The criminal complaint states that Vang shot four of his attackers in the back, and Vang himself admits he shot one attacker in the back. He also shot many of them multiple times. The prosecution made use of these facts in arguing against the claim of self-defense.

Trial 
The trial of Chai Soua Vang began Saturday, September 10, 2005 at the Sawyer County Courthouse in Hayward. Due to pre-trial publicity within the Twin Cities and Duluth-Superior media markets, twelve jurors and two alternates were selected from Dane County, and transported by bus approximately  northwest to Sawyer County, where they were sequestered.

Vang told the jury he feared for his life and began firing only after another hunter's shot nearly hit him. He detailed for the jurors how the other hunters approached him, and how he responded by shooting at each one.  He says he shot two of the victims in the back because they were "disrespectful." He recounted with clarity how he killed each victim. While saying on the stand, "(he wished) it wasn't happening," Vang contended that three of the hunters deserved to die:

"Did Mr. Crotteau deserve to die?" Wisconsin Attorney General Peg Lautenschlager asked.

TASKS FOR THIS EXERCISE
(a) Condense the paragraph of the passage on the Chai Soua Vang case that begins "The criminal complaint states" into a short bulleted list that keeps its main facts.
(b) Continue the passage on the Chai Soua Vang case, starting after its final line.

GIVEN DATA
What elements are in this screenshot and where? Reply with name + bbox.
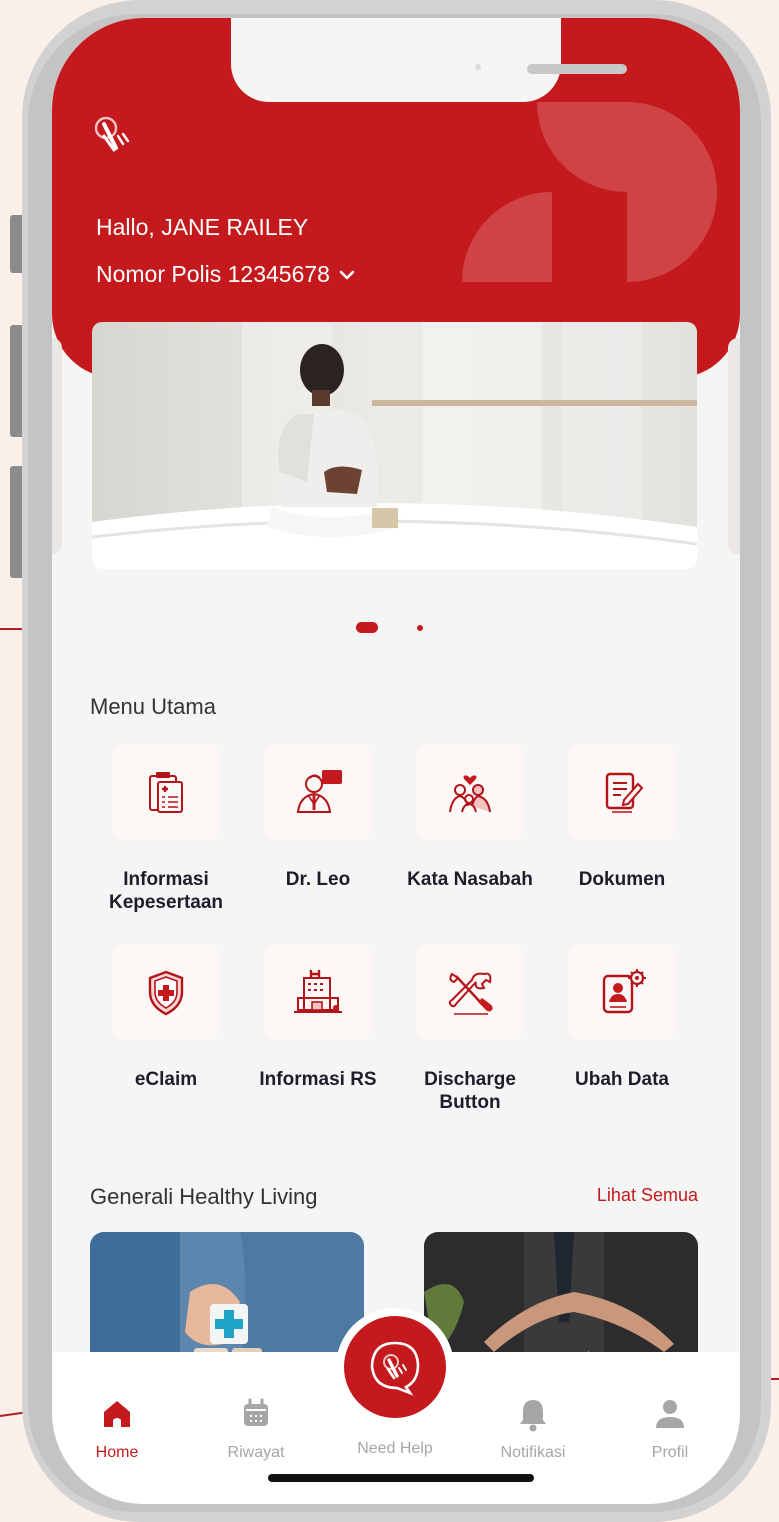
hero-decoration [537,102,627,192]
family-icon [449,775,491,813]
menu-item-informasi-kepesertaan[interactable]: Informasi Kepesertaan [90,744,242,914]
menu-item-informasi-rs[interactable]: Informasi RS [242,944,394,1091]
hospital-icon [294,970,342,1013]
menu-label: Ubah Data [575,1069,669,1090]
profile-settings-icon [602,969,646,1014]
nav-home[interactable]: Home [62,1396,172,1462]
menu-label: Informasi RS [259,1069,377,1090]
hero-decoration [627,192,717,282]
menu-item-dokumen[interactable]: Dokumen [546,744,698,891]
chevron-down-icon [339,270,355,279]
nav-history[interactable]: Riwayat [201,1396,311,1462]
nav-label-profile: Profil [651,1444,689,1461]
shield-cross-icon [148,970,184,1016]
carousel-next-peek [728,338,740,554]
carousel-dot[interactable] [417,625,423,631]
menu-label: Dr. Leo [285,869,351,890]
menu-item-dr-leo[interactable]: Dr. Leo [242,744,394,891]
menu-item-eclaim[interactable]: eClaim [90,944,242,1091]
nav-label-help: Need Help [357,1440,433,1457]
see-all-link[interactable]: Lihat Semua [597,1185,698,1206]
need-help-button[interactable] [344,1316,446,1418]
carousel-indicator [52,622,740,636]
menu-item-discharge-button[interactable]: Discharge Button [394,944,546,1114]
menu-item-kata-nasabah[interactable]: Kata Nasabah [394,744,546,891]
hero-decoration [462,192,552,282]
home-icon [104,1401,130,1427]
phone-notch [231,18,627,102]
calendar-icon [244,1398,268,1426]
nav-label-history: Riwayat [227,1444,285,1461]
clipboard-medical-icon [149,772,183,813]
document-edit-icon [605,772,644,813]
nav-notifications[interactable]: Notifikasi [478,1396,588,1462]
policy-number: Nomor Polis 12345678 [96,261,330,287]
menu-label: Dokumen [578,869,666,890]
greeting-text: Hallo, JANE RAILEY [96,214,309,240]
hero-decoration [627,102,717,192]
healthy-living-title: Generali Healthy Living [90,1184,318,1209]
tools-icon [448,972,493,1015]
menu-label: Discharge Button [424,1069,516,1113]
home-indicator[interactable] [268,1474,534,1482]
nav-label-notifications: Notifikasi [500,1444,566,1461]
app-logo-icon [94,116,130,152]
promo-banner-image[interactable] [92,322,697,569]
bell-icon [520,1400,546,1432]
decorative-line [0,628,24,630]
nav-label-home: Home [95,1444,139,1461]
carousel-prev-peek [52,338,62,554]
app-screen: Hallo, JANE RAILEY Nomor Polis 12345678 [52,18,740,1504]
menu-label: Informasi Kepesertaan [108,869,224,913]
main-menu-title: Menu Utama [90,694,216,719]
nav-profile[interactable]: Profil [615,1396,725,1462]
menu-label: Kata Nasabah [407,869,533,890]
menu-item-ubah-data[interactable]: Ubah Data [546,944,698,1091]
camera [475,64,481,70]
speaker [527,64,627,74]
policy-selector[interactable]: Nomor Polis 12345678 [96,261,356,288]
help-chat-icon [370,1341,420,1396]
menu-label: eClaim [134,1069,198,1090]
user-icon [656,1400,684,1428]
carousel-dot-active[interactable] [356,622,378,633]
doctor-icon [296,770,342,813]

TASK-BY-TASK ANSWERS
(a)
- Per the criminal complaint, Vang shot four attackers in the back. Vang admits to shooting one in the back.
- He shot many of them more than once.
- The prosecution used these facts to argue against his self-defense claim.

(b)
"Yes," Chai Soua Vang replied.

Vang further testified that Joseph Crotteau deserved to die "because he accused me of giving him the finger and tried to cut in front of me to stop me from leaving." And Laski deserved to die because he had a gun & was using it to threaten a life, he said. Vang re-enacted his deeds while on the stand, using his hands and arms to imitate the motions of firing a rifle. Vang's lawyers commented that some of his abnormal remarks were due to the language barrier. Therefore, when Vang responded affirmatively to the question that Mr. Crotteau and Mr. Laski "deserved to die," his meaning implied that the men contributed to the circumstances that led to their deaths.

Conviction 
On September 16, 2005, Chai Soua Vang was found guilty of all six charges of first degree intentional homicide and three charges of attempted homicide. On November 8, 2005, he was sentenced to six consecutive life terms plus seventy years (forty for two counts of attempted homicide plus five additional years for each count of homicide in the first degree); a sentence of life without parole. At the time, Wisconsin was one of 12 states in the United States that did not have the death penalty.

Military experience 
 Six years in the California National Guard, 1989–1995
 Sharpshooter qualification badge (mid-level, above "Marksman")
 Good Conduct medal

See also

 List of homicides in Wisconsin
 List of rampage killers in the United States
 List of Hmong Americans

Sources
 Ashley H. Grant (November 24, 2004). "Shooting suspect had Army sharpshooting badge,"  Duluth News Tribune/Associated Press.  Accessed November 27, 2004.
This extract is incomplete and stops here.